- Work to complete -
Check each line of the entries below for the string "this" and state how many lines have it, with no other text.

Figure record listings:
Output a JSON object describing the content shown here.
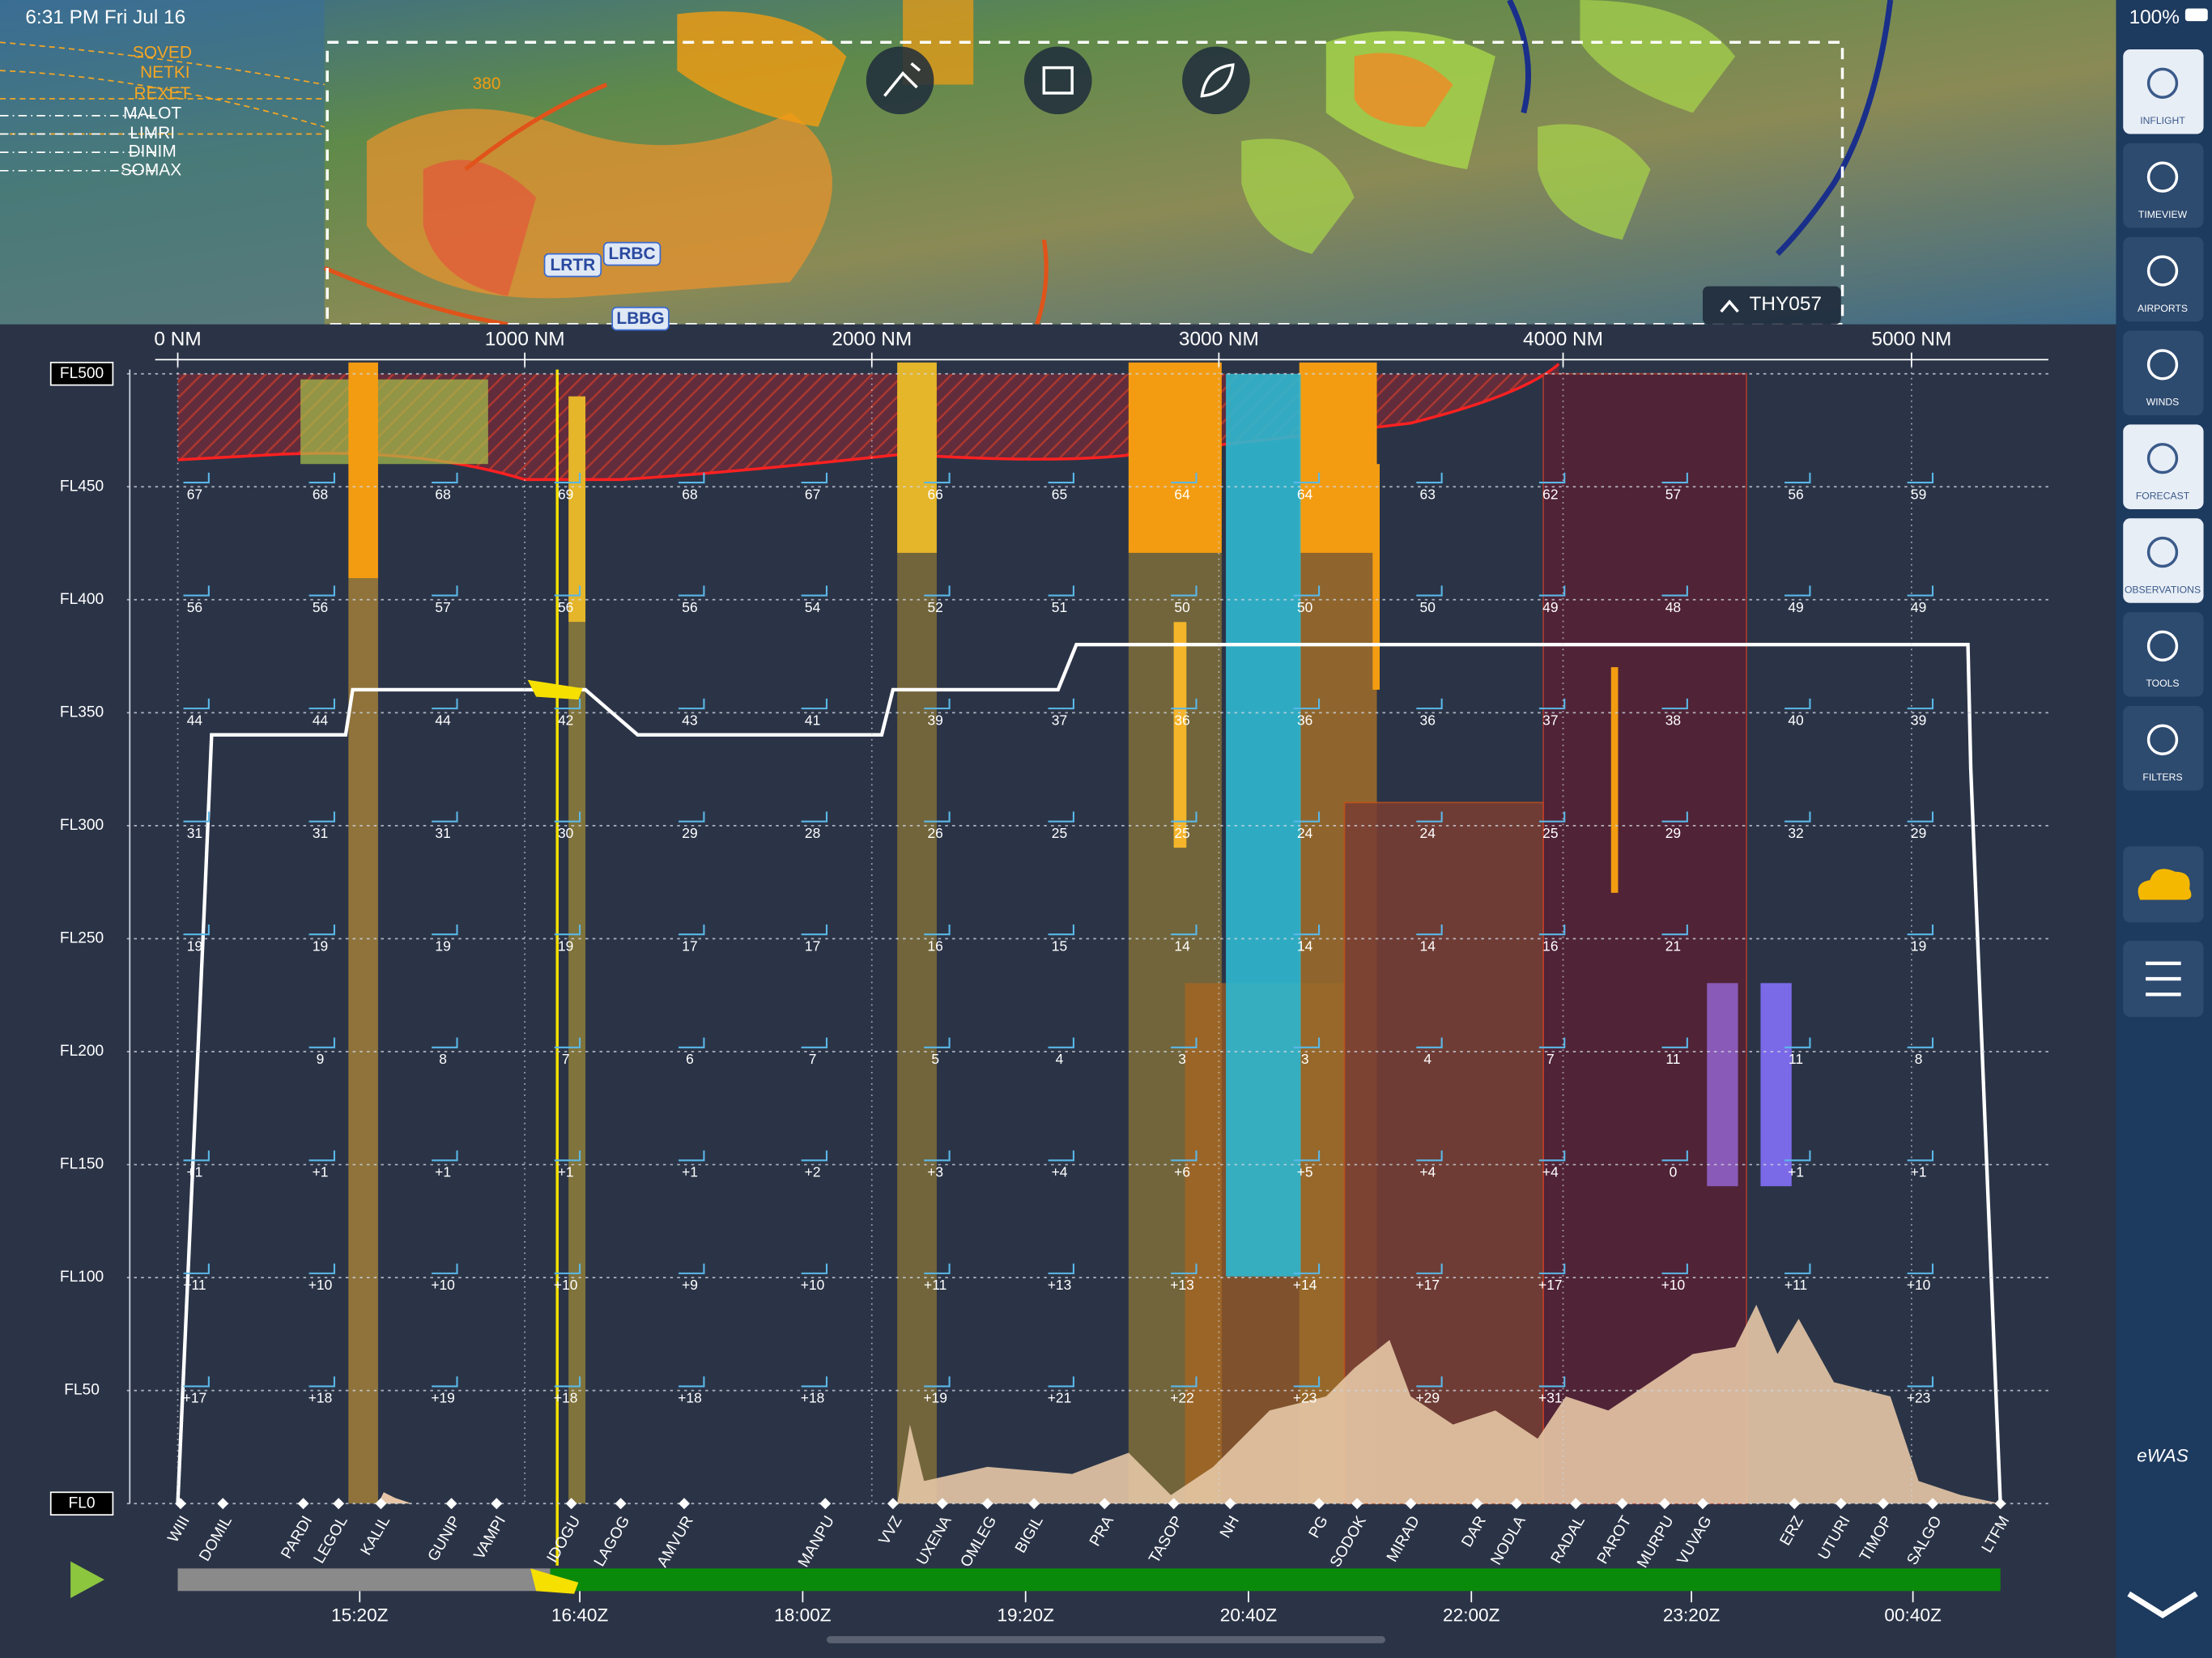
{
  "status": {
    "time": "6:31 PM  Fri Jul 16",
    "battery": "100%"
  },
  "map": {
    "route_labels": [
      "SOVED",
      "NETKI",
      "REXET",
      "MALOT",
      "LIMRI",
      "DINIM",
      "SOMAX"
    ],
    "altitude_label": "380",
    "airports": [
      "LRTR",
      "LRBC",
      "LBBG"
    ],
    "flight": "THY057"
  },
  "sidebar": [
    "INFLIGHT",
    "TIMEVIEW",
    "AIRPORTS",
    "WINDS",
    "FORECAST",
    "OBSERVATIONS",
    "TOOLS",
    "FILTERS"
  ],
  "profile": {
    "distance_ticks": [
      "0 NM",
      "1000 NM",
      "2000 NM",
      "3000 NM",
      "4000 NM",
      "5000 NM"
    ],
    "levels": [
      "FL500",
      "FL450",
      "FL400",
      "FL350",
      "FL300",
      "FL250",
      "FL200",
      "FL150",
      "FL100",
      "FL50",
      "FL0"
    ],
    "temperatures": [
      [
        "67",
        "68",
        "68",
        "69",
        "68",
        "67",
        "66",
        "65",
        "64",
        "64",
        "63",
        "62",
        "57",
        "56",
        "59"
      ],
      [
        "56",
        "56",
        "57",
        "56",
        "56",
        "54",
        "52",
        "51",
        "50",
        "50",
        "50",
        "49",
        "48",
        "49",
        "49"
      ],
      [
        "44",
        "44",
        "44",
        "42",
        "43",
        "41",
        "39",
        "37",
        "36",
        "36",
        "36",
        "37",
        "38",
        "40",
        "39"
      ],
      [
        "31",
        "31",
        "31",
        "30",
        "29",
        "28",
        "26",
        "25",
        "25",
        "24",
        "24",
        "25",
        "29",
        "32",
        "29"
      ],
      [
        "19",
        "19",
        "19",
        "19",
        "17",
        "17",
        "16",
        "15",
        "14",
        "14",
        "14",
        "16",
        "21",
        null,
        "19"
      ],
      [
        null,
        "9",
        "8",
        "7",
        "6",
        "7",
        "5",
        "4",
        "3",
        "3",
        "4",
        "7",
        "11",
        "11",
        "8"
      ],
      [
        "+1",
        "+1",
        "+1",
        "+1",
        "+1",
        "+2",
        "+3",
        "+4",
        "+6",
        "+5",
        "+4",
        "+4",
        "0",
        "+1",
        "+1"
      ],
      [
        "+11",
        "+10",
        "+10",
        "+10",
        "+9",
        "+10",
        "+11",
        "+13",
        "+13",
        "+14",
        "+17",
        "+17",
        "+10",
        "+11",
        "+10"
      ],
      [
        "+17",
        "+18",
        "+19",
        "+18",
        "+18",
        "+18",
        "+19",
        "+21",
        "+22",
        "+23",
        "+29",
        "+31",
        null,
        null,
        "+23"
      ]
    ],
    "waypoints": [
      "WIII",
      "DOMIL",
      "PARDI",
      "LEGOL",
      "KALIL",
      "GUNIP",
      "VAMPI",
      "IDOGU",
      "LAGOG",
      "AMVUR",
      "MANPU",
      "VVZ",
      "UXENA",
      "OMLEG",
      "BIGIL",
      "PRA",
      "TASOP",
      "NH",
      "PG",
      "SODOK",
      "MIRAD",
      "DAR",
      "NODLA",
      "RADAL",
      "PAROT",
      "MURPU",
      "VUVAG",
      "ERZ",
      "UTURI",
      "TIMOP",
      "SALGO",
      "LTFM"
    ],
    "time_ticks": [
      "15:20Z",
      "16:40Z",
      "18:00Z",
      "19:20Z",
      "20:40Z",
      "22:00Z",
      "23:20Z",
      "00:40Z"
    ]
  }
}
* * *
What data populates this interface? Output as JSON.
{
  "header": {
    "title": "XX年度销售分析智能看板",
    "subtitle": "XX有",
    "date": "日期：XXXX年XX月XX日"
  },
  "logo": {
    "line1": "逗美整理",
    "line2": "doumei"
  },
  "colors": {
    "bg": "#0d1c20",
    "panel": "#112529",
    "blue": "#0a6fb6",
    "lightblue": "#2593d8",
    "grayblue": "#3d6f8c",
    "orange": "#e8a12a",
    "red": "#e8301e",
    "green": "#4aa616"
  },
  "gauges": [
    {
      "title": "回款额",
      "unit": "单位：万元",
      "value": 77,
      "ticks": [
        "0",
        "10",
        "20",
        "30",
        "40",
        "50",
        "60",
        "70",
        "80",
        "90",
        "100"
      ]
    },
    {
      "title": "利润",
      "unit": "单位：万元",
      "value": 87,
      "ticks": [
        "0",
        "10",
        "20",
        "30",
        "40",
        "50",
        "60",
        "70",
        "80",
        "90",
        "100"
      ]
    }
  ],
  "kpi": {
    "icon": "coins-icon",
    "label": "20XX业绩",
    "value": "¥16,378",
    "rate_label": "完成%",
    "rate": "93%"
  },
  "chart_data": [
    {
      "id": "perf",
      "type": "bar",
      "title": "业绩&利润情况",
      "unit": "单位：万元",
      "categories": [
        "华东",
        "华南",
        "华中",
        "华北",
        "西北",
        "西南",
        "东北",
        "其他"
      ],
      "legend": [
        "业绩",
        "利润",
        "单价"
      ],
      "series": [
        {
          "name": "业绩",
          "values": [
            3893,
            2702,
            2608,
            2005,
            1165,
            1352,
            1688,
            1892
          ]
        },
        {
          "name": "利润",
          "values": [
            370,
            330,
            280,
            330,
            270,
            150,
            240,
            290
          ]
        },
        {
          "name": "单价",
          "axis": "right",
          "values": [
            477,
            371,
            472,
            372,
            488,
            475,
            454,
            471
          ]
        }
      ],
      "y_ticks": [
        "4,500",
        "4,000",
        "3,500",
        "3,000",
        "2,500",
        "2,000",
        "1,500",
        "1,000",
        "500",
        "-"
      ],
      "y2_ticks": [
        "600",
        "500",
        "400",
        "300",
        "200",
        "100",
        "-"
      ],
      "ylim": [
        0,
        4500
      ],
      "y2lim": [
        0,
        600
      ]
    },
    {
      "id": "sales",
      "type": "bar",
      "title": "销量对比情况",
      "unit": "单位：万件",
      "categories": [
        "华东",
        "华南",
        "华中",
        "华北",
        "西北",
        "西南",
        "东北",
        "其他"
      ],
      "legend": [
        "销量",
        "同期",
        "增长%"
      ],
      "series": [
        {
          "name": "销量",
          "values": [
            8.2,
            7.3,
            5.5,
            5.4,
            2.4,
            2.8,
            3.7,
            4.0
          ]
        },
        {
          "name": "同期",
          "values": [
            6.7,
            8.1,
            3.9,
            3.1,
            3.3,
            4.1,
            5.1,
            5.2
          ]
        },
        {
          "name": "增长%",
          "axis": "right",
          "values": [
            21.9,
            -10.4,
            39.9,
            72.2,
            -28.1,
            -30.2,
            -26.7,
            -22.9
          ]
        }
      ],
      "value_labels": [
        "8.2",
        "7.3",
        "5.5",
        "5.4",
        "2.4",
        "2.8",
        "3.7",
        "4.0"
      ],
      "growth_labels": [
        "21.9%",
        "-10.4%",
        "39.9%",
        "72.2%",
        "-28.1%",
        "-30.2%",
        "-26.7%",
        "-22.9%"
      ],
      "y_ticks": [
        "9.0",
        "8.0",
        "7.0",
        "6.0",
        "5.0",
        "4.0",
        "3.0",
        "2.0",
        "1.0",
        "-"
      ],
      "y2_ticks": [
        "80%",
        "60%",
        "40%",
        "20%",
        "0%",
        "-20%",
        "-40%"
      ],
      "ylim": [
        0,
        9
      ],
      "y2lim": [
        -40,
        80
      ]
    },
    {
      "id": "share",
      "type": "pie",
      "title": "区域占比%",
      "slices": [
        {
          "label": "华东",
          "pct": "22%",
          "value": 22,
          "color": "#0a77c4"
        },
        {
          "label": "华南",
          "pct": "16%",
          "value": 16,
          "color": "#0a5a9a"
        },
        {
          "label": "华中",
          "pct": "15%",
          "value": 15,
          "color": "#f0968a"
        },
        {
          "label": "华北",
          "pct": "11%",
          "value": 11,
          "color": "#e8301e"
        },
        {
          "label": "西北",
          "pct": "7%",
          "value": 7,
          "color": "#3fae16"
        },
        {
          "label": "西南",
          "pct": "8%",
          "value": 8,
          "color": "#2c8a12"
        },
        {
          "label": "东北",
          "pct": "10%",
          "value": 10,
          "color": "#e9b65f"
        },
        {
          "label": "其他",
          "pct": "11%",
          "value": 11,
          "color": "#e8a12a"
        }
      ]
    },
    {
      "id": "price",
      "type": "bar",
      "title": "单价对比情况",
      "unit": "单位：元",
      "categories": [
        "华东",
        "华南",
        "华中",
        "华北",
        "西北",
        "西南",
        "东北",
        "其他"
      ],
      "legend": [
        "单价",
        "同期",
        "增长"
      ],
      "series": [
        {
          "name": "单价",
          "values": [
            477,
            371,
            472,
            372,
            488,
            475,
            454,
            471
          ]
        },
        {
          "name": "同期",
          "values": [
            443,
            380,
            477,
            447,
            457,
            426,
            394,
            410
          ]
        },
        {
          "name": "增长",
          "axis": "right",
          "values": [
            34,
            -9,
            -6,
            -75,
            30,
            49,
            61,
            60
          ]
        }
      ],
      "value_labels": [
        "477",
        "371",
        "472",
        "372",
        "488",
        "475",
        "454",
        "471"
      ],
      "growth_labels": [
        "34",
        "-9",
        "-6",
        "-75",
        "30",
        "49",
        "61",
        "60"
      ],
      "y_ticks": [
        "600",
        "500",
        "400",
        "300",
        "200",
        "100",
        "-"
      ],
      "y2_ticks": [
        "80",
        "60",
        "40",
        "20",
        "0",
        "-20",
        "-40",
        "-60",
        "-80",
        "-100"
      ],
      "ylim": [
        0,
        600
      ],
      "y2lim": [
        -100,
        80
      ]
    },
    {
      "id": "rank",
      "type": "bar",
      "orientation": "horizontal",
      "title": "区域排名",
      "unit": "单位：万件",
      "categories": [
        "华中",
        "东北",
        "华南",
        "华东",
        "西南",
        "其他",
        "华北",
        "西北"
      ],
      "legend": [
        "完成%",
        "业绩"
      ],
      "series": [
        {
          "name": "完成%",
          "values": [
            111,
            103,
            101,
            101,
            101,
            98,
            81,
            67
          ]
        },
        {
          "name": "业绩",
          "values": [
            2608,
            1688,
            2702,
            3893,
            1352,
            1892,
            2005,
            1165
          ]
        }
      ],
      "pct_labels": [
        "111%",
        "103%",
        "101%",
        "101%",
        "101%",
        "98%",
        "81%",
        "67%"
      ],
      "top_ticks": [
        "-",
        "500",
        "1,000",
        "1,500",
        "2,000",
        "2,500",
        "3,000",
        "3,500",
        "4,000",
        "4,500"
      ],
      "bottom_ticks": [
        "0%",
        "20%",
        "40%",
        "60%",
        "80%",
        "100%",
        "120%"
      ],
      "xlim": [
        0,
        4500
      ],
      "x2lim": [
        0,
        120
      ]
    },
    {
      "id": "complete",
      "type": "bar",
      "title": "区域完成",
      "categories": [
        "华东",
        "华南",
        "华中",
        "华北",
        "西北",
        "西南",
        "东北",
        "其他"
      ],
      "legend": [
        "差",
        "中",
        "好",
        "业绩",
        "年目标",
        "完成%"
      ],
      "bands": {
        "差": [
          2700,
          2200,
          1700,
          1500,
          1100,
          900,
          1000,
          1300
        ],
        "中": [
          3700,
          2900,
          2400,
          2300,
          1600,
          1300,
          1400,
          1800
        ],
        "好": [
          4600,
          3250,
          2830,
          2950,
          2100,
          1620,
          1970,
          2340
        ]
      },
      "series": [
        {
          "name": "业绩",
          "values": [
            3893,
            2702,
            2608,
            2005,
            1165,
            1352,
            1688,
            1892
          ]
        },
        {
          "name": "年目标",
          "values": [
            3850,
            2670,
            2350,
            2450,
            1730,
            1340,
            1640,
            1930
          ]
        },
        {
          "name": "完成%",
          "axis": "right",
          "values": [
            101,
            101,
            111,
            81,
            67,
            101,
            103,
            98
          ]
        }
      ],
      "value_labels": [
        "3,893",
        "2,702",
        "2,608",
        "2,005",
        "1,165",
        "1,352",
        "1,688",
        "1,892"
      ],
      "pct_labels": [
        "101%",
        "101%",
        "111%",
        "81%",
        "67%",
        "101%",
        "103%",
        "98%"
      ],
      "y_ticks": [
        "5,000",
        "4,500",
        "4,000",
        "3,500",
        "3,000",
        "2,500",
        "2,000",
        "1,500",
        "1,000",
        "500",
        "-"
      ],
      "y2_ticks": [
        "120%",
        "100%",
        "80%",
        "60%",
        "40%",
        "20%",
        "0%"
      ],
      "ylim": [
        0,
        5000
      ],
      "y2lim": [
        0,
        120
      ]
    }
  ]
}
...
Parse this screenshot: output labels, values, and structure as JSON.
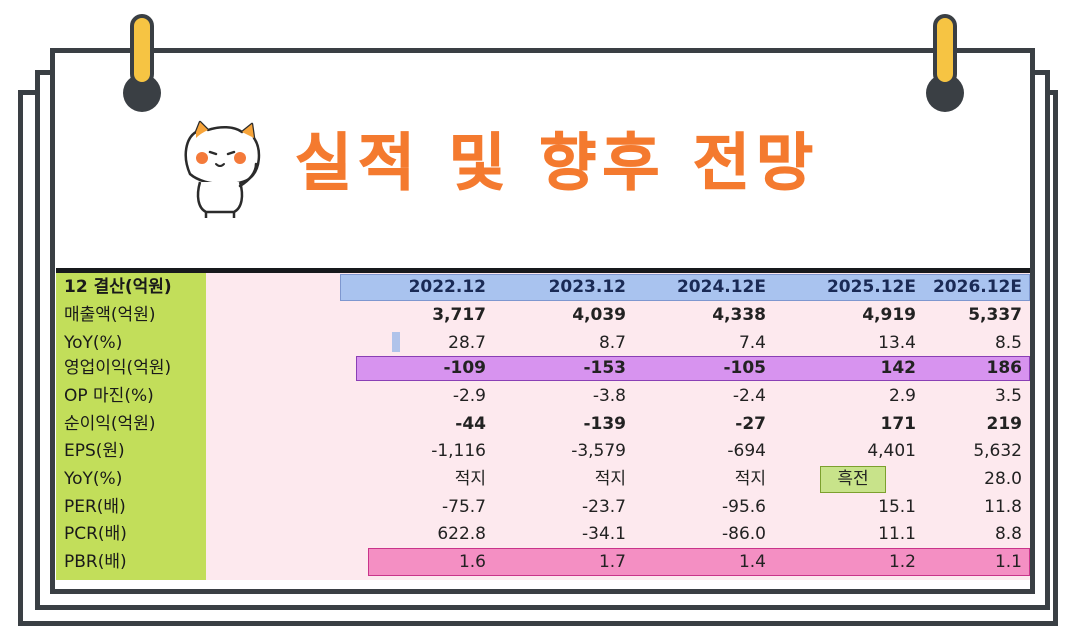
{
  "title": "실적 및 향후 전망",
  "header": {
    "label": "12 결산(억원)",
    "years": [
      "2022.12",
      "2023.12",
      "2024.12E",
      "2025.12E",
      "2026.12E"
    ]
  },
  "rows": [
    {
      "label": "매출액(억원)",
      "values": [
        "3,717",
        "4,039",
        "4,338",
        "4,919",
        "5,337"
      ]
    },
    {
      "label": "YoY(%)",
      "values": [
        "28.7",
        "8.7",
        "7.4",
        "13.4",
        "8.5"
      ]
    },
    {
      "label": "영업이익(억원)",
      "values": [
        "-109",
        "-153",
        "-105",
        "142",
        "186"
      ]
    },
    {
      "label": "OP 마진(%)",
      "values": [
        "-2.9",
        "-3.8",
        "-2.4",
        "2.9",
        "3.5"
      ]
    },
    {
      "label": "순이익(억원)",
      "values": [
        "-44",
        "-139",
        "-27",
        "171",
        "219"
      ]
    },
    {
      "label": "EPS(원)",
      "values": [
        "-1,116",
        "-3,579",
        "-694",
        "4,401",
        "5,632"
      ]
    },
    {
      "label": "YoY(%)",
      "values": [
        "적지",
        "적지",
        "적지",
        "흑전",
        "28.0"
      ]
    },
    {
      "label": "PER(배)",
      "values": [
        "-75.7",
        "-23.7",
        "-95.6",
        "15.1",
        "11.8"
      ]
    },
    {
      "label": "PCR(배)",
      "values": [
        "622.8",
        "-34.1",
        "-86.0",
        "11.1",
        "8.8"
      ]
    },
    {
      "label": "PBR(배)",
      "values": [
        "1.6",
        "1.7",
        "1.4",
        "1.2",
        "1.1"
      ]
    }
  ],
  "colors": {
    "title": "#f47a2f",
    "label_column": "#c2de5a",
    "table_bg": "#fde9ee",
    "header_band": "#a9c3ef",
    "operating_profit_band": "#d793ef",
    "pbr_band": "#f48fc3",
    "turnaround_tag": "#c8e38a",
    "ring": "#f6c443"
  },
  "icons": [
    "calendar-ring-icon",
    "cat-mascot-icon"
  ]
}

- Task output -
2